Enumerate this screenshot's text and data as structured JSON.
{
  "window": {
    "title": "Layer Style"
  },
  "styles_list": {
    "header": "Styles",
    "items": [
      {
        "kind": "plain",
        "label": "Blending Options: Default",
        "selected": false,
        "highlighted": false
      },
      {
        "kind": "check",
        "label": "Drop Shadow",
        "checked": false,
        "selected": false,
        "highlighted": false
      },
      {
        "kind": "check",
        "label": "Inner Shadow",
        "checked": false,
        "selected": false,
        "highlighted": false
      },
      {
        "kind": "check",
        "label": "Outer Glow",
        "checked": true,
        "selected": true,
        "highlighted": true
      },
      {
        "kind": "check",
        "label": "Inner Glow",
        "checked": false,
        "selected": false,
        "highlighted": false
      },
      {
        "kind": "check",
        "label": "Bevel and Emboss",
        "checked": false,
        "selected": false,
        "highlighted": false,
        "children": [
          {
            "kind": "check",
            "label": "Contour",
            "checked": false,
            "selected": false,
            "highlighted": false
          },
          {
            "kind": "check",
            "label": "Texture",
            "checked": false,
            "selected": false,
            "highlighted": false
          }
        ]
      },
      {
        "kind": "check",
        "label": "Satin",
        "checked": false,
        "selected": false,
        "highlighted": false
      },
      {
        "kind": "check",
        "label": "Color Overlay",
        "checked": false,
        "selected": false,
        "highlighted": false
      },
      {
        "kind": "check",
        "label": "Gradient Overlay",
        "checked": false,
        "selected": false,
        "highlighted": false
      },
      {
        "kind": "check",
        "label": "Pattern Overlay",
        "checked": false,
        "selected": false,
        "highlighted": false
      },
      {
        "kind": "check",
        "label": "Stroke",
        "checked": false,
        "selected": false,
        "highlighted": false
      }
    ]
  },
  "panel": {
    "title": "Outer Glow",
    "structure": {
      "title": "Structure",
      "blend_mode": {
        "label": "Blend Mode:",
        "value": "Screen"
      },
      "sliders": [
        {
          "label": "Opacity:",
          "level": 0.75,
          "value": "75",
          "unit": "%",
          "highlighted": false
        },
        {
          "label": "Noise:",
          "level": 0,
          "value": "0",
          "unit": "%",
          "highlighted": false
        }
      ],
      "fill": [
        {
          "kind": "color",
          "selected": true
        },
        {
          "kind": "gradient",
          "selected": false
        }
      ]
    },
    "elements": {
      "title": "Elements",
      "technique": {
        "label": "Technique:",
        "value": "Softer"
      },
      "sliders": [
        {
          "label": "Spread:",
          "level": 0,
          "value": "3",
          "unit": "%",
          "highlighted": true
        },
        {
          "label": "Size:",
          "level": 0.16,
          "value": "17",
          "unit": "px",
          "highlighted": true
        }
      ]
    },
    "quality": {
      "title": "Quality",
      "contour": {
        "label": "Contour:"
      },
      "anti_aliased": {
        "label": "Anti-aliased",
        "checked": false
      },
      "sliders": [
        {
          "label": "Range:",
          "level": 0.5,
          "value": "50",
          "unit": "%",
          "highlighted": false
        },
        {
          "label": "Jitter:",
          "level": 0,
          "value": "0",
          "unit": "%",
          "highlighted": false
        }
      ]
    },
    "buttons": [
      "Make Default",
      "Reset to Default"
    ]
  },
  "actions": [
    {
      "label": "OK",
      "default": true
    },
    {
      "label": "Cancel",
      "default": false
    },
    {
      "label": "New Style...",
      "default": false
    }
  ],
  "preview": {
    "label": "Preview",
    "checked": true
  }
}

GOAL
Filter the entries above down to the lines containing the word "true".

ANSWER TO THIS TASK
        "checked": true,
        "selected": true,
        "highlighted": true
          "selected": true
          "highlighted": true
          "highlighted": true
      "default": true
    "checked": true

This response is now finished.